REQUIREMENTS:
Exactly reproduce the line that contains "What text is on this page?" and all lines after it in the entries below, through the very last line.

Collected data entries:
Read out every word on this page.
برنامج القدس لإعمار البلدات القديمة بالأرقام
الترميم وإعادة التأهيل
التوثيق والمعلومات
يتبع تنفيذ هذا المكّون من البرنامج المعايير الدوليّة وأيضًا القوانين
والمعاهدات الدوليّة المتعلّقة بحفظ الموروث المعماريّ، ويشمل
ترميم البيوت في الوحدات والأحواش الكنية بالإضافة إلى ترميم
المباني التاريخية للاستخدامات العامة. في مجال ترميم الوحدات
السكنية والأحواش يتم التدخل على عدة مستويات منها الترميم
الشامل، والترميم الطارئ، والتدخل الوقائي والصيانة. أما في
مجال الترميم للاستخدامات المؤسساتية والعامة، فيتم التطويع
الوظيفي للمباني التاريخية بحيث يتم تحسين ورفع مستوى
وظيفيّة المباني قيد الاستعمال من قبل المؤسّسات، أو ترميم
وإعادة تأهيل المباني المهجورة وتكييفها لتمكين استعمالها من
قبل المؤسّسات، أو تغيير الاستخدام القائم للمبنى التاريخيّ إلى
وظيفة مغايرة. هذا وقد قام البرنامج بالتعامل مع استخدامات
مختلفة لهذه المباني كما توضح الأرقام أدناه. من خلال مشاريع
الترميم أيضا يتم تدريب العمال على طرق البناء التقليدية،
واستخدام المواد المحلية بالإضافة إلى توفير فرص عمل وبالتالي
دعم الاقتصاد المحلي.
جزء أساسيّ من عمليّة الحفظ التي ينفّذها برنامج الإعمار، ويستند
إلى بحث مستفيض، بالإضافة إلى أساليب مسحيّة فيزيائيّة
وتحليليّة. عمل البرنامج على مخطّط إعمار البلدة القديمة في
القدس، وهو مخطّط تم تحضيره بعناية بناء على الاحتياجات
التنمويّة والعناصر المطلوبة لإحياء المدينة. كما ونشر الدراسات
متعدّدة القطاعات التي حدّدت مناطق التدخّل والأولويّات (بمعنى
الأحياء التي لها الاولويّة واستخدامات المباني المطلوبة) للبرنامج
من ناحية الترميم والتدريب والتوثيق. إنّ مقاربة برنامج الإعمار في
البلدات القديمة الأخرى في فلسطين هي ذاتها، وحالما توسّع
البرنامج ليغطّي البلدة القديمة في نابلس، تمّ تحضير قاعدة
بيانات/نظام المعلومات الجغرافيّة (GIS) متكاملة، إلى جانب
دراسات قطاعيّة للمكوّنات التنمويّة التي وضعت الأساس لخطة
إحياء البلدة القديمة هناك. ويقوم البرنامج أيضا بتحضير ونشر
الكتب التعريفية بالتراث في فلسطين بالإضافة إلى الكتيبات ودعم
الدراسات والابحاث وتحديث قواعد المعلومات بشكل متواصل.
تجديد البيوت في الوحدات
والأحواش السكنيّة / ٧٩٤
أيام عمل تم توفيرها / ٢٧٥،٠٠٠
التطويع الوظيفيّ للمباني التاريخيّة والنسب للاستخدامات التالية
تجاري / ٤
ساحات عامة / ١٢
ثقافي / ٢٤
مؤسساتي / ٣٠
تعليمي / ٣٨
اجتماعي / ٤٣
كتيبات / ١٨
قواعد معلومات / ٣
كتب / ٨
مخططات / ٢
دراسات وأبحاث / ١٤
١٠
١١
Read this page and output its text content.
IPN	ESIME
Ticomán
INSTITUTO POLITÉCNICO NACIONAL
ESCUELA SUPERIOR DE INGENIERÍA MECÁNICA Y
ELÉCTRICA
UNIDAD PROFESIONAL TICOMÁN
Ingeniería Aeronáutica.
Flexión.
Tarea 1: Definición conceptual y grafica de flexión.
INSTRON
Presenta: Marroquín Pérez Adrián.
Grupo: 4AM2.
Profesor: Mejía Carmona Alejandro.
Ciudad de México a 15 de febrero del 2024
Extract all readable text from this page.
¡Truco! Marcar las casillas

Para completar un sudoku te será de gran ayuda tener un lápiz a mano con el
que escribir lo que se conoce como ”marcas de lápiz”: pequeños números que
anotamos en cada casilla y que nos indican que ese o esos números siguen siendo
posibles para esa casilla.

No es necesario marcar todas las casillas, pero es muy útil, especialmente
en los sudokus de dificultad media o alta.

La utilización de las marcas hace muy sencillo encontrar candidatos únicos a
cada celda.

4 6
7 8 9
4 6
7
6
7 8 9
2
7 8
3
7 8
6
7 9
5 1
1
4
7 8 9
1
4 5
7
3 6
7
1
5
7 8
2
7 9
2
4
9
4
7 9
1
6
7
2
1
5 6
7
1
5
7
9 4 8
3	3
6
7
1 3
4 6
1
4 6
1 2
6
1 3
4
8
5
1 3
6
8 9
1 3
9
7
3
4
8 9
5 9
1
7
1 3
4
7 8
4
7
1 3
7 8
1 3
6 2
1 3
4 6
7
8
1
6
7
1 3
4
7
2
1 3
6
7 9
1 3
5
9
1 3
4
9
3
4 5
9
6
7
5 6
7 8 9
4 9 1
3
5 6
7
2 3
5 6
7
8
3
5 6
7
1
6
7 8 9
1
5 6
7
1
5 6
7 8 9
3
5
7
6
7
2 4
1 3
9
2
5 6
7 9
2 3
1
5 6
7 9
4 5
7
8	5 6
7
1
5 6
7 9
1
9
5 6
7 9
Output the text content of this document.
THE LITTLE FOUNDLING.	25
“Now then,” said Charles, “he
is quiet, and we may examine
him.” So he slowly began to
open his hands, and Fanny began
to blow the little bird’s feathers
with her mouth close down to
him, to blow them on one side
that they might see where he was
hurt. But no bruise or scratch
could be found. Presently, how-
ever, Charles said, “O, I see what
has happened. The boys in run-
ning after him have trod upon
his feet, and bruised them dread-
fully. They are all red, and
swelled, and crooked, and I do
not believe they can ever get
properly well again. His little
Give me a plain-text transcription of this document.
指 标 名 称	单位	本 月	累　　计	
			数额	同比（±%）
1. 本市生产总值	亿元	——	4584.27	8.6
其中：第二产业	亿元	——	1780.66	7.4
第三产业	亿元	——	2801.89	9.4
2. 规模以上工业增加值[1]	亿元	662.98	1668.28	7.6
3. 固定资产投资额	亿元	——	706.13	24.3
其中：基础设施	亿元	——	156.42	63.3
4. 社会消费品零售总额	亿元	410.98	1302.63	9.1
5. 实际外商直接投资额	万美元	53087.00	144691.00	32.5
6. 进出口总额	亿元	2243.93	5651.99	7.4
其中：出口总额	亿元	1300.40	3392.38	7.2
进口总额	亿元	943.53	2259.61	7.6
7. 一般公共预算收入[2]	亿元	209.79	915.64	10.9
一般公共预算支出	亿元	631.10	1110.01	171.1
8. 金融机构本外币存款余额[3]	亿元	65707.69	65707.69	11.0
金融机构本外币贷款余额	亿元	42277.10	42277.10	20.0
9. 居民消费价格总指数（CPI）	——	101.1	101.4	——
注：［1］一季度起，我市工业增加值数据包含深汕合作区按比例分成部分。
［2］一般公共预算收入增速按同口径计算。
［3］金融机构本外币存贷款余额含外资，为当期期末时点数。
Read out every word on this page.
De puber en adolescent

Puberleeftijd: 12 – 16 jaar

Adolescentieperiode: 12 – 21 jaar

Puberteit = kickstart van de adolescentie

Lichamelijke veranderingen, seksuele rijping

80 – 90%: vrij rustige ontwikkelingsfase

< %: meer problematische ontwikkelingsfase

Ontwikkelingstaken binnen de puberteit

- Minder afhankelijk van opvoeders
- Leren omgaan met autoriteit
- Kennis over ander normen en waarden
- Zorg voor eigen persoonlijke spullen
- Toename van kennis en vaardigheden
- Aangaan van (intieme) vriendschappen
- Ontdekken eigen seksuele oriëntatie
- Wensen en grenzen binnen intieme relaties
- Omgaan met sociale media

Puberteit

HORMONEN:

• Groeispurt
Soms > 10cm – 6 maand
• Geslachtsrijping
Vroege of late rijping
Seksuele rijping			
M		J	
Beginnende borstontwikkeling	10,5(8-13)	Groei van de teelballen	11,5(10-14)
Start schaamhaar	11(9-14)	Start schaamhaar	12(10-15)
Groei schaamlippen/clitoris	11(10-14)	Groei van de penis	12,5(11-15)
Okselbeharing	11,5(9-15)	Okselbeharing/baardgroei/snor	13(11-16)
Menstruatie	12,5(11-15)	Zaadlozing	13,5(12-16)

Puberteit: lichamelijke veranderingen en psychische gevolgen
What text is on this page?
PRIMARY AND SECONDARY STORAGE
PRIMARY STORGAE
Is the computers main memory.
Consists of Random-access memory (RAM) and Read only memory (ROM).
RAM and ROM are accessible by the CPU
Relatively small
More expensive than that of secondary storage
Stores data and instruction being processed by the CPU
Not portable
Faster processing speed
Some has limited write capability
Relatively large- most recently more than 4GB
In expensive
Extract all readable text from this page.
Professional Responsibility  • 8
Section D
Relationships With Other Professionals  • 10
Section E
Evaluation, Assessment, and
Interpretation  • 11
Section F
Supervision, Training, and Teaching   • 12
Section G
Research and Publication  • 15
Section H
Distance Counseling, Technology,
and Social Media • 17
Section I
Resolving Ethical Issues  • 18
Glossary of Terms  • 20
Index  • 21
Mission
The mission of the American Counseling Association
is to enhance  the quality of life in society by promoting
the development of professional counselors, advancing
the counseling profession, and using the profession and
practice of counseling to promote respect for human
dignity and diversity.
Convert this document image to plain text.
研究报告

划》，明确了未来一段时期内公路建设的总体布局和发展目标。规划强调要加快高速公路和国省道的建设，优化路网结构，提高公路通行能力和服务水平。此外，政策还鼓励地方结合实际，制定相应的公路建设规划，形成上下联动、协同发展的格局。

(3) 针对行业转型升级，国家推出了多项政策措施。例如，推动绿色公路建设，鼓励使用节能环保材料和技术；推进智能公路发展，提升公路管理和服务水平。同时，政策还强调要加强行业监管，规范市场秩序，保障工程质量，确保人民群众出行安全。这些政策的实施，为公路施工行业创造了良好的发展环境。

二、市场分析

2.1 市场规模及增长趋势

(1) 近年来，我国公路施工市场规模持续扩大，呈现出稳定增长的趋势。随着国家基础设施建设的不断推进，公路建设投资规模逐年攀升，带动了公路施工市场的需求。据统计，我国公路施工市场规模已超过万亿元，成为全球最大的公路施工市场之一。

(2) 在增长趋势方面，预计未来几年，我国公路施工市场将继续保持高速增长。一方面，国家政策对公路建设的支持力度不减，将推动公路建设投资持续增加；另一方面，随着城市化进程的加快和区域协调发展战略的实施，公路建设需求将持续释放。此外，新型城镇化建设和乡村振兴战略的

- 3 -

THE OUTPUT:
What text is on this page?
PRIMARY AND SECONDARY STORAGE
PRIMARY STORGAE
Is the computers main memory.
Consists of Random-access memory (RAM) and Read only memory (ROM).
RAM and ROM are accessible by the CPU
Relatively small
More expensive than that of secondary storage
Stores data and instruction being processed by the CPU
Not portable
Faster processing speed
Some has limited write capability
Relatively large- most recently more than 4GB
In expensive
Extract all readable text from this page.
Professional Responsibility  • 8
Section D
Relationships With Other Professionals  • 10
Section E
Evaluation, Assessment, and
Interpretation  • 11
Section F
Supervision, Training, and Teaching   • 12
Section G
Research and Publication  • 15
Section H
Distance Counseling, Technology,
and Social Media • 17
Section I
Resolving Ethical Issues  • 18
Glossary of Terms  • 20
Index  • 21
Mission
The mission of the American Counseling Association
is to enhance  the quality of life in society by promoting
the development of professional counselors, advancing
the counseling profession, and using the profession and
practice of counseling to promote respect for human
dignity and diversity.
Convert this document image to plain text.
研究报告

划》，明确了未来一段时期内公路建设的总体布局和发展目标。规划强调要加快高速公路和国省道的建设，优化路网结构，提高公路通行能力和服务水平。此外，政策还鼓励地方结合实际，制定相应的公路建设规划，形成上下联动、协同发展的格局。

(3) 针对行业转型升级，国家推出了多项政策措施。例如，推动绿色公路建设，鼓励使用节能环保材料和技术；推进智能公路发展，提升公路管理和服务水平。同时，政策还强调要加强行业监管，规范市场秩序，保障工程质量，确保人民群众出行安全。这些政策的实施，为公路施工行业创造了良好的发展环境。

二、市场分析

2.1 市场规模及增长趋势

(1) 近年来，我国公路施工市场规模持续扩大，呈现出稳定增长的趋势。随着国家基础设施建设的不断推进，公路建设投资规模逐年攀升，带动了公路施工市场的需求。据统计，我国公路施工市场规模已超过万亿元，成为全球最大的公路施工市场之一。

(2) 在增长趋势方面，预计未来几年，我国公路施工市场将继续保持高速增长。一方面，国家政策对公路建设的支持力度不减，将推动公路建设投资持续增加；另一方面，随着城市化进程的加快和区域协调发展战略的实施，公路建设需求将持续释放。此外，新型城镇化建设和乡村振兴战略的

- 3 -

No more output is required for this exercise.